TASK REQUIREMENTS
Make an exact copy of all the entries below, with the pictures left out.

PROVIDED DATA
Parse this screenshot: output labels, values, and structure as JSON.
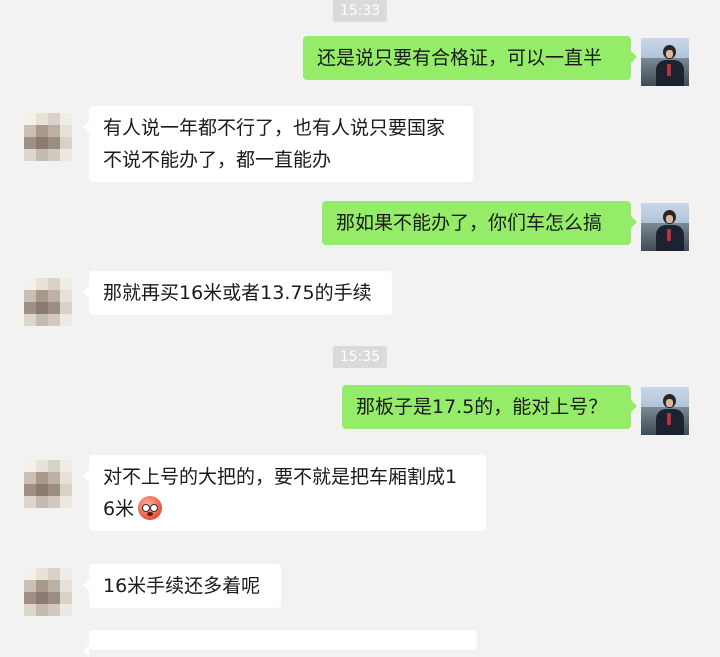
{
  "timestamps": [
    "15:33",
    "15:35"
  ],
  "messages": [
    {
      "side": "right",
      "lines": [
        "还是说只要有合格证，可以一直半"
      ]
    },
    {
      "side": "left",
      "lines": [
        "有人说一年都不行了，也有人说只要国家",
        "不说不能办了，都一直能办"
      ]
    },
    {
      "side": "right",
      "lines": [
        "那如果不能办了，你们车怎么搞"
      ]
    },
    {
      "side": "left",
      "lines": [
        "那就再买16米或者13.75的手续"
      ]
    },
    {
      "side": "right",
      "lines": [
        "那板子是17.5的，能对上号？"
      ]
    },
    {
      "side": "left",
      "lines": [
        "对不上号的大把的，要不就是把车厢割成1",
        "6米"
      ],
      "emoji": "flushed-face-emoji"
    },
    {
      "side": "left",
      "lines": [
        "16米手续还多着呢"
      ]
    }
  ],
  "colors": {
    "background": "#f2f2f2",
    "outgoing_bubble": "#95ec69",
    "incoming_bubble": "#ffffff",
    "timestamp_bg": "#dadada"
  }
}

OUTPUT FOR THIS TASK
Parse this screenshot: output labels, values, and structure as JSON.
{
  "timestamps": [
    "15:33",
    "15:35"
  ],
  "messages": [
    {
      "side": "right",
      "lines": [
        "还是说只要有合格证，可以一直半"
      ]
    },
    {
      "side": "left",
      "lines": [
        "有人说一年都不行了，也有人说只要国家",
        "不说不能办了，都一直能办"
      ]
    },
    {
      "side": "right",
      "lines": [
        "那如果不能办了，你们车怎么搞"
      ]
    },
    {
      "side": "left",
      "lines": [
        "那就再买16米或者13.75的手续"
      ]
    },
    {
      "side": "right",
      "lines": [
        "那板子是17.5的，能对上号？"
      ]
    },
    {
      "side": "left",
      "lines": [
        "对不上号的大把的，要不就是把车厢割成1",
        "6米"
      ],
      "emoji": "flushed-face-emoji"
    },
    {
      "side": "left",
      "lines": [
        "16米手续还多着呢"
      ]
    }
  ],
  "colors": {
    "background": "#f2f2f2",
    "outgoing_bubble": "#95ec69",
    "incoming_bubble": "#ffffff",
    "timestamp_bg": "#dadada"
  }
}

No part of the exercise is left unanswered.